Dataset records
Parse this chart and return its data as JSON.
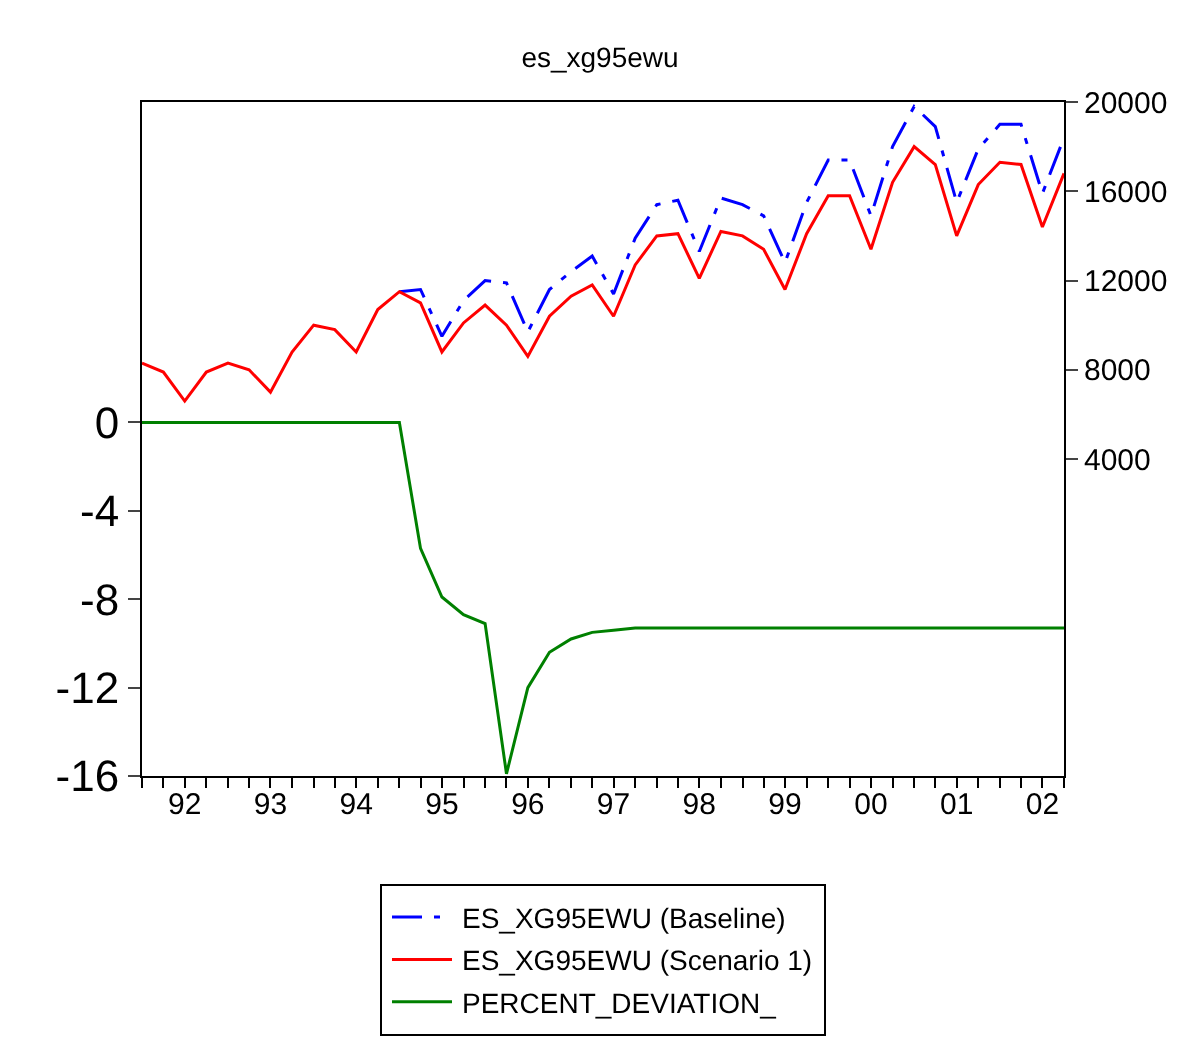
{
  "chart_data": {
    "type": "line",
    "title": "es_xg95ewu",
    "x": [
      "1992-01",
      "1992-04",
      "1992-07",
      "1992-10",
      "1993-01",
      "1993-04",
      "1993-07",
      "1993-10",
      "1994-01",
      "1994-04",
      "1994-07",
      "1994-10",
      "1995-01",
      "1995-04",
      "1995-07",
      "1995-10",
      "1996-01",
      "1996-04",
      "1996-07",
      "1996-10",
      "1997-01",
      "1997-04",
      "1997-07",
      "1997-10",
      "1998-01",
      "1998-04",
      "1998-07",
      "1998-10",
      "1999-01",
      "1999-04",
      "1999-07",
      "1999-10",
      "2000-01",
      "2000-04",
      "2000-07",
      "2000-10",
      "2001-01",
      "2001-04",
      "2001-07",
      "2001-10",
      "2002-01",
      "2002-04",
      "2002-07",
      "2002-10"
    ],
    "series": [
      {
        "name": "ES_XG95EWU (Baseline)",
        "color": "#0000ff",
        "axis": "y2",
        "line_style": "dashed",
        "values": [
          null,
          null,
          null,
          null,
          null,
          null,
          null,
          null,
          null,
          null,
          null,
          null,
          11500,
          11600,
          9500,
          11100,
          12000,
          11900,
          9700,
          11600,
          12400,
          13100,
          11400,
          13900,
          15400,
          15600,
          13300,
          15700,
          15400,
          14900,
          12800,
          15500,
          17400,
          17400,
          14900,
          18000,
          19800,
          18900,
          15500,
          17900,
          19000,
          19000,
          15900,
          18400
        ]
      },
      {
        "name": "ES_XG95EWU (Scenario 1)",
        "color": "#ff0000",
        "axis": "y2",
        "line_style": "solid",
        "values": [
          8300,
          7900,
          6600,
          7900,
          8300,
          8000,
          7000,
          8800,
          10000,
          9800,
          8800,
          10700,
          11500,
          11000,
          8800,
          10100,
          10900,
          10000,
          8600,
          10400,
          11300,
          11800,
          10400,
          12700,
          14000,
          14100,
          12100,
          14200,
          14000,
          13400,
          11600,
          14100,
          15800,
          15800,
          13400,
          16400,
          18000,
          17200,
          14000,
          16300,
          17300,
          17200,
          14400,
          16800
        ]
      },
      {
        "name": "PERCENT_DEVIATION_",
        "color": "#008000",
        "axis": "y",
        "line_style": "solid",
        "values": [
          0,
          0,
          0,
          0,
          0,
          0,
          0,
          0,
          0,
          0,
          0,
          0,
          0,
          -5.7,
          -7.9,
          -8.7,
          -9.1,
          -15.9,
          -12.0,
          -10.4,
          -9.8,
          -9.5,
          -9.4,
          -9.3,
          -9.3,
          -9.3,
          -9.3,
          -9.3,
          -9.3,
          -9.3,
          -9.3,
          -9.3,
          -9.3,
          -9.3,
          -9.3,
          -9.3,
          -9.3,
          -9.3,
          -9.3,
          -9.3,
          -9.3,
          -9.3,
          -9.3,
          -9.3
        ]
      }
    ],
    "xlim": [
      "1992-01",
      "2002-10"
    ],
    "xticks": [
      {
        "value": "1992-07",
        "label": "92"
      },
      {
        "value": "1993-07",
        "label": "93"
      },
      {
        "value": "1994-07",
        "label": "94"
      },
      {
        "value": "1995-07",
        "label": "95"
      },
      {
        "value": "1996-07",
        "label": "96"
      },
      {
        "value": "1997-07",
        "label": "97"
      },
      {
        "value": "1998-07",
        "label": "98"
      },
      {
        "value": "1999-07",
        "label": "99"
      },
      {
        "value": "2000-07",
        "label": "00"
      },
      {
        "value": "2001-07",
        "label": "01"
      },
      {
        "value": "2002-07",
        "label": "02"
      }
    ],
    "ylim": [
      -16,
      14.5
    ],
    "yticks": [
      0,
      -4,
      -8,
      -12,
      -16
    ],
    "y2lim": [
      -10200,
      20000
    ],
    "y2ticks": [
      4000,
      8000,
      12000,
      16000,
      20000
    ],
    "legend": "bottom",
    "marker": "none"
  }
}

| What to do |
All lines holding the word "label" should be picked out and copied.

| Result |
        "label": "92"
        "label": "93"
        "label": "94"
        "label": "95"
        "label": "96"
        "label": "97"
        "label": "98"
        "label": "99"
        "label": "00"
        "label": "01"
        "label": "02"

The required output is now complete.